>> Start EXTRACTED RECORDS

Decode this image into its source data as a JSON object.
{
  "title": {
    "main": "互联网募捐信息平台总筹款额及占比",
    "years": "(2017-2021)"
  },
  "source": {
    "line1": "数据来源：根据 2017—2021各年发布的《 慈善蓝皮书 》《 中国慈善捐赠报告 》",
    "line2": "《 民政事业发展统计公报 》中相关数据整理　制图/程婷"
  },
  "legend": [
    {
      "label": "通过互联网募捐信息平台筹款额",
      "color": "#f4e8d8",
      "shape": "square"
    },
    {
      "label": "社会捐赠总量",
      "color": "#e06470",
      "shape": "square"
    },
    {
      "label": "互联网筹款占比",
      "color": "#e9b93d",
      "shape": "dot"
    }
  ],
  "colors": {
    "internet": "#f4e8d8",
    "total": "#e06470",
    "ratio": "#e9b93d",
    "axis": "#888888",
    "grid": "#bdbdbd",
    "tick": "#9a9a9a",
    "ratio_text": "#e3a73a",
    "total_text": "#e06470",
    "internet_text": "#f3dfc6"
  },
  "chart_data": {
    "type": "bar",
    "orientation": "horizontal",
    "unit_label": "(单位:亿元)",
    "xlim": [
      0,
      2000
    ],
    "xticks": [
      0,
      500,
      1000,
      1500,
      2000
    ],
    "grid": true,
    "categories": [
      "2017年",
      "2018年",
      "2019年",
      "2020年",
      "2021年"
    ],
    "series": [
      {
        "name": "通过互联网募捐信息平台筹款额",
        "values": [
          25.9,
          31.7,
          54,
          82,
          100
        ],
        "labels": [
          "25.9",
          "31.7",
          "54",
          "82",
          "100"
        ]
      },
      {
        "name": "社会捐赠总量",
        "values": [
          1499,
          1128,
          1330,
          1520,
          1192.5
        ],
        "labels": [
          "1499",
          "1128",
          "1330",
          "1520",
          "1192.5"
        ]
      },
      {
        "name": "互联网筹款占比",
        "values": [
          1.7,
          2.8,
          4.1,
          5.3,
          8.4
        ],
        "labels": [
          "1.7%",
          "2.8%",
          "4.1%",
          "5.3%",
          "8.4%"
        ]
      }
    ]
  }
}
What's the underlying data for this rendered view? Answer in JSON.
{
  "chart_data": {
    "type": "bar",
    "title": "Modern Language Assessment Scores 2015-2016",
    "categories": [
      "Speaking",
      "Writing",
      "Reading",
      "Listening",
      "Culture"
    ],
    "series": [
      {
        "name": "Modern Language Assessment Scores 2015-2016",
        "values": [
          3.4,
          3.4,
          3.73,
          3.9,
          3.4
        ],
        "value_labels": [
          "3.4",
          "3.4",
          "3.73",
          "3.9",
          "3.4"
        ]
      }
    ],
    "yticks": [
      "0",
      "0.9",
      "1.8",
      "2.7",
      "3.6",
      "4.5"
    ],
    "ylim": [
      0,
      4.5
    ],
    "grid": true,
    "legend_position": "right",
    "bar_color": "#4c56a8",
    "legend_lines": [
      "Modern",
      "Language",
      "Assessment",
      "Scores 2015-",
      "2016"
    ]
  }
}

>> End EXTRACTED RECORDS

TASK OBJECTIVE> Take the entries above and transcribe them in full.

OUTPUT>
Decode this image into its source data as a JSON object.
{
  "title": {
    "main": "互联网募捐信息平台总筹款额及占比",
    "years": "(2017-2021)"
  },
  "source": {
    "line1": "数据来源：根据 2017—2021各年发布的《 慈善蓝皮书 》《 中国慈善捐赠报告 》",
    "line2": "《 民政事业发展统计公报 》中相关数据整理　制图/程婷"
  },
  "legend": [
    {
      "label": "通过互联网募捐信息平台筹款额",
      "color": "#f4e8d8",
      "shape": "square"
    },
    {
      "label": "社会捐赠总量",
      "color": "#e06470",
      "shape": "square"
    },
    {
      "label": "互联网筹款占比",
      "color": "#e9b93d",
      "shape": "dot"
    }
  ],
  "colors": {
    "internet": "#f4e8d8",
    "total": "#e06470",
    "ratio": "#e9b93d",
    "axis": "#888888",
    "grid": "#bdbdbd",
    "tick": "#9a9a9a",
    "ratio_text": "#e3a73a",
    "total_text": "#e06470",
    "internet_text": "#f3dfc6"
  },
  "chart_data": {
    "type": "bar",
    "orientation": "horizontal",
    "unit_label": "(单位:亿元)",
    "xlim": [
      0,
      2000
    ],
    "xticks": [
      0,
      500,
      1000,
      1500,
      2000
    ],
    "grid": true,
    "categories": [
      "2017年",
      "2018年",
      "2019年",
      "2020年",
      "2021年"
    ],
    "series": [
      {
        "name": "通过互联网募捐信息平台筹款额",
        "values": [
          25.9,
          31.7,
          54,
          82,
          100
        ],
        "labels": [
          "25.9",
          "31.7",
          "54",
          "82",
          "100"
        ]
      },
      {
        "name": "社会捐赠总量",
        "values": [
          1499,
          1128,
          1330,
          1520,
          1192.5
        ],
        "labels": [
          "1499",
          "1128",
          "1330",
          "1520",
          "1192.5"
        ]
      },
      {
        "name": "互联网筹款占比",
        "values": [
          1.7,
          2.8,
          4.1,
          5.3,
          8.4
        ],
        "labels": [
          "1.7%",
          "2.8%",
          "4.1%",
          "5.3%",
          "8.4%"
        ]
      }
    ]
  }
}
What's the underlying data for this rendered view? Answer in JSON.
{
  "chart_data": {
    "type": "bar",
    "title": "Modern Language Assessment Scores 2015-2016",
    "categories": [
      "Speaking",
      "Writing",
      "Reading",
      "Listening",
      "Culture"
    ],
    "series": [
      {
        "name": "Modern Language Assessment Scores 2015-2016",
        "values": [
          3.4,
          3.4,
          3.73,
          3.9,
          3.4
        ],
        "value_labels": [
          "3.4",
          "3.4",
          "3.73",
          "3.9",
          "3.4"
        ]
      }
    ],
    "yticks": [
      "0",
      "0.9",
      "1.8",
      "2.7",
      "3.6",
      "4.5"
    ],
    "ylim": [
      0,
      4.5
    ],
    "grid": true,
    "legend_position": "right",
    "bar_color": "#4c56a8",
    "legend_lines": [
      "Modern",
      "Language",
      "Assessment",
      "Scores 2015-",
      "2016"
    ]
  }
}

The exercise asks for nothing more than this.